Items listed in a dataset
[start]
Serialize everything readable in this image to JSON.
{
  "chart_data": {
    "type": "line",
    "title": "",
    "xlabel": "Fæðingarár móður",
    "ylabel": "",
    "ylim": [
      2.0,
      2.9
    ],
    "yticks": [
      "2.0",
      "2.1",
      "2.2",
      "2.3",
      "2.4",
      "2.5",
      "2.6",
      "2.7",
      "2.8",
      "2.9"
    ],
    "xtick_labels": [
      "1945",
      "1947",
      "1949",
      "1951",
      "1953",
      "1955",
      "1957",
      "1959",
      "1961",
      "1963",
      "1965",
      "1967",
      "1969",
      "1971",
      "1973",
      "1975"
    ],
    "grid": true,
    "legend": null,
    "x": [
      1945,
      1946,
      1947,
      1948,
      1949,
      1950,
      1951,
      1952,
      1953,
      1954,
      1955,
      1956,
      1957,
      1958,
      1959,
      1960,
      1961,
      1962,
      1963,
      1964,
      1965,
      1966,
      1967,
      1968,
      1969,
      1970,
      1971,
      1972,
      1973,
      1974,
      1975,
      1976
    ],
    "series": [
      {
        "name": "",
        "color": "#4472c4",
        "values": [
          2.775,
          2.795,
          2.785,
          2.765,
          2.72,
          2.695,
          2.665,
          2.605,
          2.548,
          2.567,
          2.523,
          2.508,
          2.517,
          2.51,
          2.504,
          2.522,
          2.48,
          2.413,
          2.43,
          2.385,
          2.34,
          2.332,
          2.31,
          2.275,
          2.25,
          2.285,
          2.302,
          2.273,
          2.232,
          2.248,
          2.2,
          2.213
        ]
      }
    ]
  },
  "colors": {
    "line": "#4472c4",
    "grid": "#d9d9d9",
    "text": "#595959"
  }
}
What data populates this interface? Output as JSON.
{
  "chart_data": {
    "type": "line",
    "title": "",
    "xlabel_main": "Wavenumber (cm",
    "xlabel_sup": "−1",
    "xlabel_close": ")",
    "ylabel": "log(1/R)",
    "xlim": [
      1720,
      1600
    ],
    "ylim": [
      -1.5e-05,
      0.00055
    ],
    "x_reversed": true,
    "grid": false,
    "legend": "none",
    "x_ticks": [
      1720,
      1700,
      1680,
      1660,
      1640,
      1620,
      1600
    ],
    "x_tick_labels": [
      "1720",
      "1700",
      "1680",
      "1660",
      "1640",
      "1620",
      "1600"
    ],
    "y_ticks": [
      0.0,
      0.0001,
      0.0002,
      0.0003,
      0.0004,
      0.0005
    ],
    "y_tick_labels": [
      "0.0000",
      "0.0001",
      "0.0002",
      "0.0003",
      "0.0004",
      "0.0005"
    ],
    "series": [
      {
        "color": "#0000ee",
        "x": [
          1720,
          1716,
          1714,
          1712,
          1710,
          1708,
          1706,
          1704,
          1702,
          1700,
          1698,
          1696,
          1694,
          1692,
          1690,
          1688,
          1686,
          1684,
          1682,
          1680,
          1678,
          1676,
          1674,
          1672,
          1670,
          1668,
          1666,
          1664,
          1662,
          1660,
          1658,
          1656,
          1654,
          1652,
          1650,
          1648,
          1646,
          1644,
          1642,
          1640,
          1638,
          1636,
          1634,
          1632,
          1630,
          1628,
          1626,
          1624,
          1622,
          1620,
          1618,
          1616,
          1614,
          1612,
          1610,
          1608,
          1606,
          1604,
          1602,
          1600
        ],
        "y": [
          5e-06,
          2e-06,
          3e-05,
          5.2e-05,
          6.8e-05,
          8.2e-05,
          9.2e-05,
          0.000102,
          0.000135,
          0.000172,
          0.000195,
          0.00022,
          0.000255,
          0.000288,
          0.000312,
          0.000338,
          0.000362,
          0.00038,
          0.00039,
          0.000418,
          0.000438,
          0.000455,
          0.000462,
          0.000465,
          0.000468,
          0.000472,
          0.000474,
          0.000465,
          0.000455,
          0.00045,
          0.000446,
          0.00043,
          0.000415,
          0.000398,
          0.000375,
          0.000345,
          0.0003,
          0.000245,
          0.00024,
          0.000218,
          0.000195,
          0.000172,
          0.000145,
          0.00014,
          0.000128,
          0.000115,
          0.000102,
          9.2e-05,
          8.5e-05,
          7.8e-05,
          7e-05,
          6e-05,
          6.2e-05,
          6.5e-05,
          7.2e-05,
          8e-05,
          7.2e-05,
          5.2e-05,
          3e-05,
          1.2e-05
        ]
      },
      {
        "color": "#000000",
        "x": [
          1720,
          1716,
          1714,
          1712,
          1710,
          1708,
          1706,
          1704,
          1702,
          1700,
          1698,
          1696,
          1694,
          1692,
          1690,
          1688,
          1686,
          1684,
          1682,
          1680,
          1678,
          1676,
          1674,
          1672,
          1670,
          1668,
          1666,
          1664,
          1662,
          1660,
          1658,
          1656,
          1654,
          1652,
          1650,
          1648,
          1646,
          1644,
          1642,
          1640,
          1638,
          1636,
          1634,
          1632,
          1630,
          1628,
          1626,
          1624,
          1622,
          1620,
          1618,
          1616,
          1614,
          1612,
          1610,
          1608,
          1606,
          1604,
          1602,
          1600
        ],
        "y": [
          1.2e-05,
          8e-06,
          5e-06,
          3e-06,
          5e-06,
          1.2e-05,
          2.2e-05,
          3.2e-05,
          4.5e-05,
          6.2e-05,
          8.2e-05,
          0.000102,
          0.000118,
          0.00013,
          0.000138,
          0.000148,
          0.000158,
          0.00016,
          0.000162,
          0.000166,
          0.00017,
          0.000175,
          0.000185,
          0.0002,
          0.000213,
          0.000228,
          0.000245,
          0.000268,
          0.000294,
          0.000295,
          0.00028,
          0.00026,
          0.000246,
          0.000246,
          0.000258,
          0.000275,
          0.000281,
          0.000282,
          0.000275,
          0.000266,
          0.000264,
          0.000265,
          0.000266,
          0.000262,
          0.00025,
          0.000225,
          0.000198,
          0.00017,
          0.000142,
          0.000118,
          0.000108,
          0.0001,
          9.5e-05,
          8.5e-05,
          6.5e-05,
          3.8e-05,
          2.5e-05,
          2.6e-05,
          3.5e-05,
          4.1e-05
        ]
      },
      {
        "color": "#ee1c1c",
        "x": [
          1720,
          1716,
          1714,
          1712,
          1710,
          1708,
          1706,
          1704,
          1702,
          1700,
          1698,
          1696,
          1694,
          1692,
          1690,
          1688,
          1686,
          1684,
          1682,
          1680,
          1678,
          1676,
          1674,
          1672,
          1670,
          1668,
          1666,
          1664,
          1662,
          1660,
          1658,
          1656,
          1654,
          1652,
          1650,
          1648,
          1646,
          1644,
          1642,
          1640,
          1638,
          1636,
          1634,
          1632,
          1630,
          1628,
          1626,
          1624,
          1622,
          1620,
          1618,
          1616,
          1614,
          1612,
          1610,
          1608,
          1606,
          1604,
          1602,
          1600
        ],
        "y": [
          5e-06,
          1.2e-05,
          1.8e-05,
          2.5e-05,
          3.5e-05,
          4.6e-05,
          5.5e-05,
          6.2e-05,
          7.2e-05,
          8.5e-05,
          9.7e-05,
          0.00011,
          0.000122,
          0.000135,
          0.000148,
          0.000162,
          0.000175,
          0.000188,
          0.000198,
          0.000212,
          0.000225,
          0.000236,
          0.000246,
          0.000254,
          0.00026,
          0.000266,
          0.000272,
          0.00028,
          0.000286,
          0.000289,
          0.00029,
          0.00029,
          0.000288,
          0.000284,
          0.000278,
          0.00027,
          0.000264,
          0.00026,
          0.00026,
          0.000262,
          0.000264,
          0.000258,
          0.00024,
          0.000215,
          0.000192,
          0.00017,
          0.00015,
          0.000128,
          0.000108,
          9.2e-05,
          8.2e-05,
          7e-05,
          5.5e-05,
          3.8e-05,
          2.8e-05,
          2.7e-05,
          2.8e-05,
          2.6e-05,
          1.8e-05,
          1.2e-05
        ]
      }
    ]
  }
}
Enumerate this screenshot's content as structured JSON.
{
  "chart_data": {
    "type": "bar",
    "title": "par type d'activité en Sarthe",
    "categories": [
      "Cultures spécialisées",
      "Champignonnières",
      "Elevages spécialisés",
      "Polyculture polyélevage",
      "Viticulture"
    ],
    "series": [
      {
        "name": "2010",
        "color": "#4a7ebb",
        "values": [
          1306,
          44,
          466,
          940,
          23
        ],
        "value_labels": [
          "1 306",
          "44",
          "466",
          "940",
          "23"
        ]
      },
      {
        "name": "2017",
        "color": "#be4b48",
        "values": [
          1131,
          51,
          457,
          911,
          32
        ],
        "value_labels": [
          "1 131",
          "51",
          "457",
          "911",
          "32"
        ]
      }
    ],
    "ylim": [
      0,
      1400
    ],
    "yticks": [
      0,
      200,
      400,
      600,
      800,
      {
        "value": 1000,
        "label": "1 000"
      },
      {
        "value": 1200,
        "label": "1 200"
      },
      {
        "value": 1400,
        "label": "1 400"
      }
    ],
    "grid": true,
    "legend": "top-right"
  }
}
[end]
Only the number is needed here: how many lines of the records contain "type"?

TASK RESULT: 4